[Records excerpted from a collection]
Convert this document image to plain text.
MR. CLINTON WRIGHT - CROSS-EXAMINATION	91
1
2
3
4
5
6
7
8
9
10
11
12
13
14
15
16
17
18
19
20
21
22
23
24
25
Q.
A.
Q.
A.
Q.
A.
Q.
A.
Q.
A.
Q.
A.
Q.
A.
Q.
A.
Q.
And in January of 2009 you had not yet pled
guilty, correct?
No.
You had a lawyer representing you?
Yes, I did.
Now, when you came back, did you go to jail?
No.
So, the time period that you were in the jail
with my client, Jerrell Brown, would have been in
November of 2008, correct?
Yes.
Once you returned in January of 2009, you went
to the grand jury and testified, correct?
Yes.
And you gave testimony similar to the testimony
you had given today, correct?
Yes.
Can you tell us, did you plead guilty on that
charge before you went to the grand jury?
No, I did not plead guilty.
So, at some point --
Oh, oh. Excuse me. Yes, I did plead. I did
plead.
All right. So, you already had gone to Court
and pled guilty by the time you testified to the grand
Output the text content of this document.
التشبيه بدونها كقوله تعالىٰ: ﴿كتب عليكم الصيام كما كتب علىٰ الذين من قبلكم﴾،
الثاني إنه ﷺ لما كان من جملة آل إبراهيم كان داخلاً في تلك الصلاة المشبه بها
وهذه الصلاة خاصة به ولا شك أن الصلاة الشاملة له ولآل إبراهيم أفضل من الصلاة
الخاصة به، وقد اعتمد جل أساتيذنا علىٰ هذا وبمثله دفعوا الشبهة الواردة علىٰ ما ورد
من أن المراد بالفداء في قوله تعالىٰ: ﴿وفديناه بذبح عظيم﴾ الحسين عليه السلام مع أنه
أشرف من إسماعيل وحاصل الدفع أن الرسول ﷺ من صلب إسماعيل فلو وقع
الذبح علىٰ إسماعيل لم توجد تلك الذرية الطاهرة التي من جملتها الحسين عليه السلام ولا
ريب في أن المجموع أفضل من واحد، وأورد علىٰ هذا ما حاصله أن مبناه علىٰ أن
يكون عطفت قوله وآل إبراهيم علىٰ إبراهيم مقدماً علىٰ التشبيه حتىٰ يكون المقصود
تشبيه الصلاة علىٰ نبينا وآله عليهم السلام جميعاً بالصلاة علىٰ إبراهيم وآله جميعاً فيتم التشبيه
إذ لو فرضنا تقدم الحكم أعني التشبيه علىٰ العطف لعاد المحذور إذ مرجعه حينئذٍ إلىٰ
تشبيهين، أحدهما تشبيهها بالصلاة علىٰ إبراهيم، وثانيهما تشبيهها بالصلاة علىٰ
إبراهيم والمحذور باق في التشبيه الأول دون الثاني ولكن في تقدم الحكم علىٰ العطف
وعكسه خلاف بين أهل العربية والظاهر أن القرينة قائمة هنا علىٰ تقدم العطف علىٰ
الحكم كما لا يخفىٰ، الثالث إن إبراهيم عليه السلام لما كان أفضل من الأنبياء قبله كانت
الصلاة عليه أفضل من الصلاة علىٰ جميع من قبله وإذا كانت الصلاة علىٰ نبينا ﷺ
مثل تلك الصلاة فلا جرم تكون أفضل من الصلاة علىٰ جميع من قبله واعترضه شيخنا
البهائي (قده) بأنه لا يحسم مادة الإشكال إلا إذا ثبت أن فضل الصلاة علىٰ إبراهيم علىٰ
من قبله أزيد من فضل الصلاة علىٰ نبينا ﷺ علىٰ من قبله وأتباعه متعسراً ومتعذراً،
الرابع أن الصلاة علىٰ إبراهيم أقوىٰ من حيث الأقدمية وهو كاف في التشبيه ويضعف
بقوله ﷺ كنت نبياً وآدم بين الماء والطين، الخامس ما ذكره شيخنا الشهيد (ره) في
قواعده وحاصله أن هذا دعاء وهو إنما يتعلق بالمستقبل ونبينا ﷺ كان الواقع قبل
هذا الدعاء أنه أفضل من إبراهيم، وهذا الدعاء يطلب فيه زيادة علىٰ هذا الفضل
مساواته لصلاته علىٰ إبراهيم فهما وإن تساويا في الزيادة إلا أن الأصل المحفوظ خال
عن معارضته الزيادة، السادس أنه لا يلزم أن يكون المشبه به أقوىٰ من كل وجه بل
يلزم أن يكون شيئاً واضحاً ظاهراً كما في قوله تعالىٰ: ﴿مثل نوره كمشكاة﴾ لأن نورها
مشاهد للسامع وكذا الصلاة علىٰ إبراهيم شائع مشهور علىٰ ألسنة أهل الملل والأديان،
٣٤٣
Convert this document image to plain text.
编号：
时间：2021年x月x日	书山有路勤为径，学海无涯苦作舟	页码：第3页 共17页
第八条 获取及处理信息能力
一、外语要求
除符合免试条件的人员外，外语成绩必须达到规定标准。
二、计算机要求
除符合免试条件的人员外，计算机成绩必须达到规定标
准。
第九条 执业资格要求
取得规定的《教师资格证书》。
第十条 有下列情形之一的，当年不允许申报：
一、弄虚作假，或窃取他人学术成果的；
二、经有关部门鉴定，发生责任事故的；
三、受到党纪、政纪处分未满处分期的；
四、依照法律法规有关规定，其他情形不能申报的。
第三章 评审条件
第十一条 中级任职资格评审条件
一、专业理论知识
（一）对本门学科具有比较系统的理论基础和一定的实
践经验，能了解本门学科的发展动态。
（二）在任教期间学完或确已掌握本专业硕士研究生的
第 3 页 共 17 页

The task >> Keep only the lines that hold the string "العطف", and copy them out.

Answer to the exercise >>
إذ لو فرضنا تقدم الحكم أعني التشبيه علىٰ العطف لعاد المحذور إذ مرجعه حينئذٍ إلىٰ
إبراهيم والمحذور باق في التشبيه الأول دون الثاني ولكن في تقدم الحكم علىٰ العطف
وعكسه خلاف بين أهل العربية والظاهر أن القرينة قائمة هنا علىٰ تقدم العطف علىٰ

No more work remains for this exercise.